● **Objective**: Repeat the entries that follow verbatim, without any of their pictures.

[Records for this task start]

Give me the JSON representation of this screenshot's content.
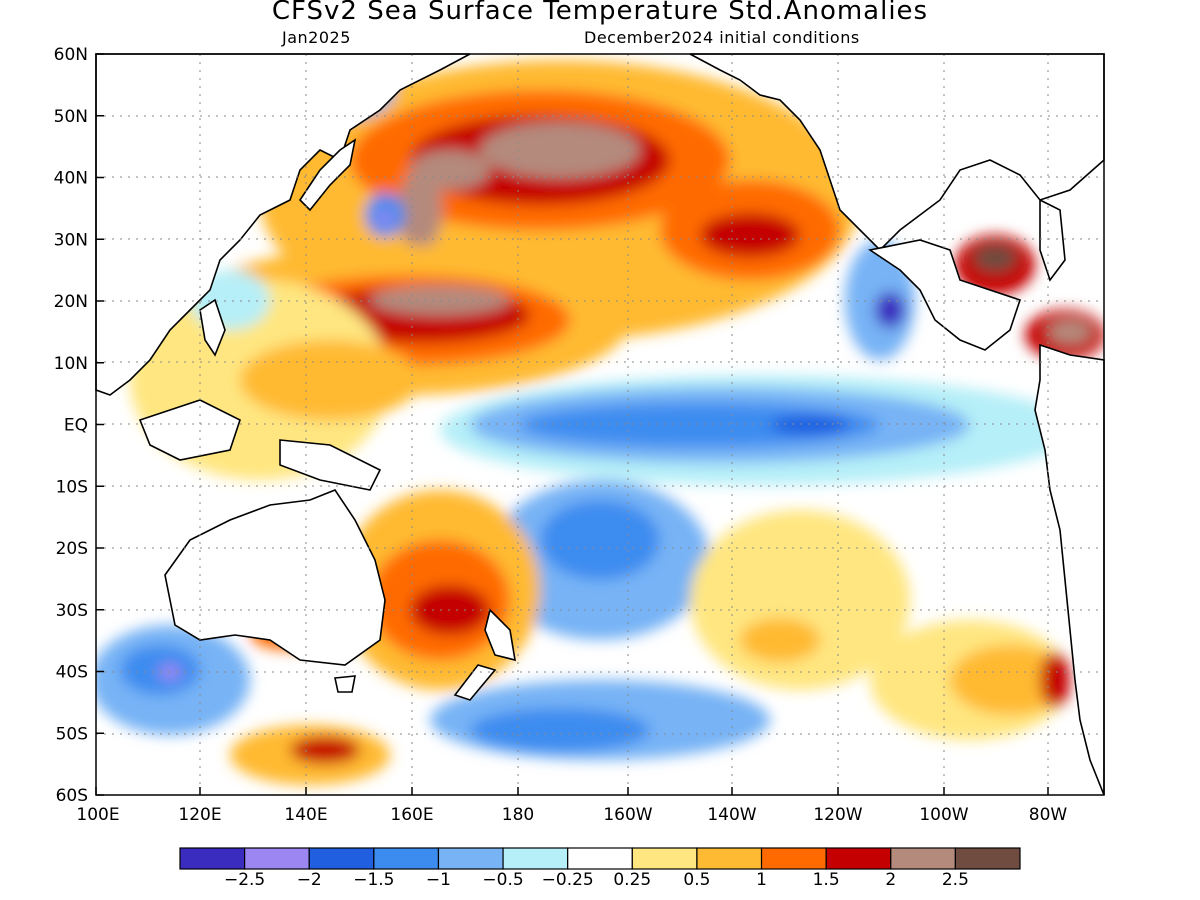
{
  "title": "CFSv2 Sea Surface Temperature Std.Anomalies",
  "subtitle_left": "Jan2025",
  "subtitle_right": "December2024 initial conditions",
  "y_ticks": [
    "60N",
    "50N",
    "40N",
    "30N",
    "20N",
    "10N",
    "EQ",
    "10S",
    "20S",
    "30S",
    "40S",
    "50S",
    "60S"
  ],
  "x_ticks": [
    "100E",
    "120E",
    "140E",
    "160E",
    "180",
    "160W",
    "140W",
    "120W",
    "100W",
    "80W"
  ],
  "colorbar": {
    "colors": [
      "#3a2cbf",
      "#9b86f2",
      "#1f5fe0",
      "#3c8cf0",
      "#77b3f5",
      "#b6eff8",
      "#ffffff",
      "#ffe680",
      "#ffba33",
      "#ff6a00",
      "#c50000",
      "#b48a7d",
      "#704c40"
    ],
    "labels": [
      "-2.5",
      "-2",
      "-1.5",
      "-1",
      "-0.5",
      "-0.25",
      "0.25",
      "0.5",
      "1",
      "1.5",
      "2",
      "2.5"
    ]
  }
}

[Records for this task end]

● **Reply to the exercise**:
Give me the JSON representation of this screenshot's content.
{
  "title": "CFSv2 Sea Surface Temperature Std.Anomalies",
  "subtitle_left": "Jan2025",
  "subtitle_right": "December2024 initial conditions",
  "y_ticks": [
    "60N",
    "50N",
    "40N",
    "30N",
    "20N",
    "10N",
    "EQ",
    "10S",
    "20S",
    "30S",
    "40S",
    "50S",
    "60S"
  ],
  "x_ticks": [
    "100E",
    "120E",
    "140E",
    "160E",
    "180",
    "160W",
    "140W",
    "120W",
    "100W",
    "80W"
  ],
  "colorbar": {
    "colors": [
      "#3a2cbf",
      "#9b86f2",
      "#1f5fe0",
      "#3c8cf0",
      "#77b3f5",
      "#b6eff8",
      "#ffffff",
      "#ffe680",
      "#ffba33",
      "#ff6a00",
      "#c50000",
      "#b48a7d",
      "#704c40"
    ],
    "labels": [
      "-2.5",
      "-2",
      "-1.5",
      "-1",
      "-0.5",
      "-0.25",
      "0.25",
      "0.5",
      "1",
      "1.5",
      "2",
      "2.5"
    ]
  }
}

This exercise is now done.